» ARTICLE
----------

Kim Jong Un arrives in Hanoi for nuclear summit with Trump

North Korea's leader Kim Jong Un waves as he arrives at the Dong Dang railway station, Vietnam, at the border with China, February 26, 2019. (REUTERS)
Updated 26 February 2019

Kim Jong Un arrives in Hanoi for nuclear summit with Trump

  • Security was ultra-tight with scores of heavily armed Vietnamese soldiers and police guarding the site. Authorities have shut down the 170-kilometer stretch of road to Hanoi that Kim is due to take

HANOI, Vietnam: North Korean leader Kim Jong Un’s armored limousine, surrounded by his phalanx of burly bodyguards, rolled into Vietnam’s capital Tuesday ahead of a summit with President Donald Trump that’s meant to deal with perhaps the world’s biggest security challenge: Kim’s pursuit of a nuclear program that stands on the verge of viably threatening targets around the planet.
Soldiers, police and international journalists thronged the streets outside Hanoi’s Melia Hotel where Kim was set to stay, and hundreds of eager citizens stood behind barricades hoping to see the North Korean leader. As Vietnamese, North Korean and US flags fluttered in a cold drizzle, dozens of cameras flashed and some citizens screamed and used their mobile phones to capture Kim’s rock-star-like arrival at the hotel.
Vietnam’s authoritarian leaders set up a huge security apparatus to welcome Kim, shutting long stretches of roads and locking down swaths of the bustling capital city. Earlier in the morning, a grinning and waving Kim stepped off his armored train at the end of a long ride that started in Pyongyang and wound through China to the Vietnamese border. He shook hands with officials as Vietnamese troops in crisp, white uniforms and black boots stood at attention on a red carpet at the Dong Dang railway station on the China-Vietnam border.
Kim’s arrival comes as Vietnamese officials scramble to finish preparations for a rushed summit; officials have shared few details about the specifics of a summit that the world will be watching closely.
Trump was flying to Hanoi from Washington.
Although many experts are skeptical Kim will give up the nuclear weapons he likely sees as his best guarantee of continued rule, there was a palpable, carnival-like excitement among many in Hanoi as the final preparations were made for the meeting. There were also huge traffic jams in the already congested streets.

----------

» WORK INSTRUCTIONS
**1.** In the article about Kim Jong Un's arrival in Hanoi, at which railway station did Kim step off his armored train?
**2.** Pick up the article about Kim Jong Un's arrival in Hanoi after its last sentence and keep it going.

» MATERIAL

----------

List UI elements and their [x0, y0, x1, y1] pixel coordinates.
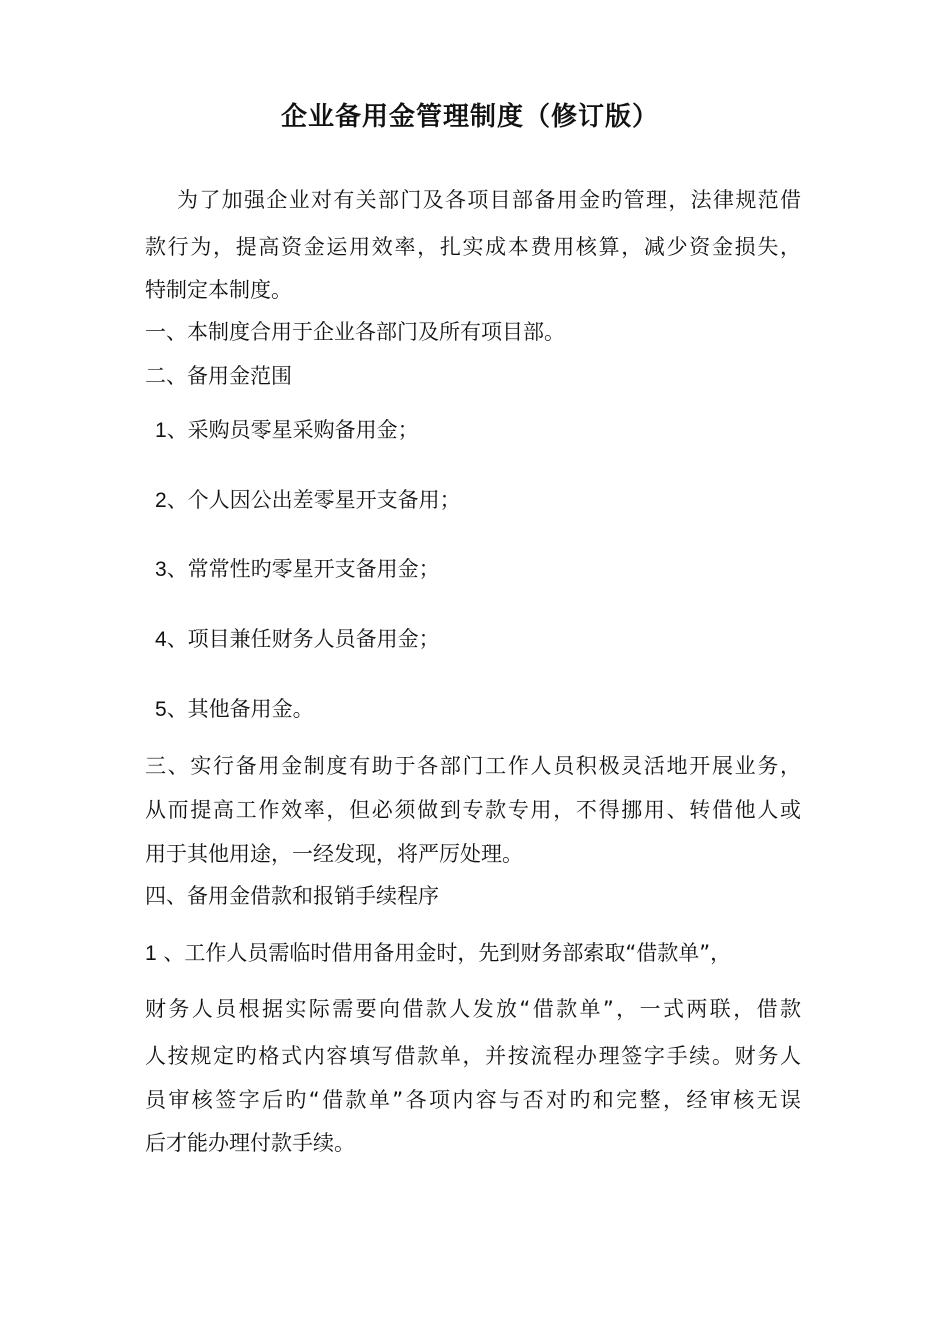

----------

» ANSWERS TO THE EXERCISE
**1.** The Dong Dang railway station, on the China-Vietnam border.

**2.**
Officials in Hanoi said they only had about 10 days to prepare for the summit — much less than the nearly two months Singapore had before the first Trump-Kim meeting last year— but still vowed to provide airtight security for the two leaders.
“Security will be at the maximum level,” Vietnamese Deputy Minister of Foreign Affairs Le Hoai Trung told reporters.
The ultra-tight security will be appreciated by North Korean authorities, who are extremely vigilant about the safety of Kim, the third member of his family to rule the North with absolute power. Kim’s decision to take a train, not a plane, may have been influenced by the better ability to control security.
Vietnam is eager to show off its huge economic and development improvements since the destruction of the Vietnam War, but the country also tolerates no dissent and is able to provide the kind of firm hand not allowed by more democratic potential hosts.
The country imposed an unprecedented traffic ban along his arrival route for Kim. The Communist Party’s Nhan Dan newspaper quoted the Roads Department as saying earlier the ban would affect the 169-kilometer (105-mile) stretch of Highway One from Dong Dang, on the border with China, to Hanoi.
“I really hope to catch a glimpse of Kim Jong Un. He is an interesting man. And he rarely travels anywhere so it would be great to see him here,” said Nguyen Trong Toan, a retired teacher who was waiting by the side of the street on Kim’s expected travel route.
There are high expectations for the Hanoi summit after a vague declaration at the first meeting in June in Singapore that disappointed many.
In a meeting with senior aides in Seoul, South Korean President Moon Jae-in said that the Trump-Kim talks would be a critical opportunity to achieve peace on the Korean Peninsula.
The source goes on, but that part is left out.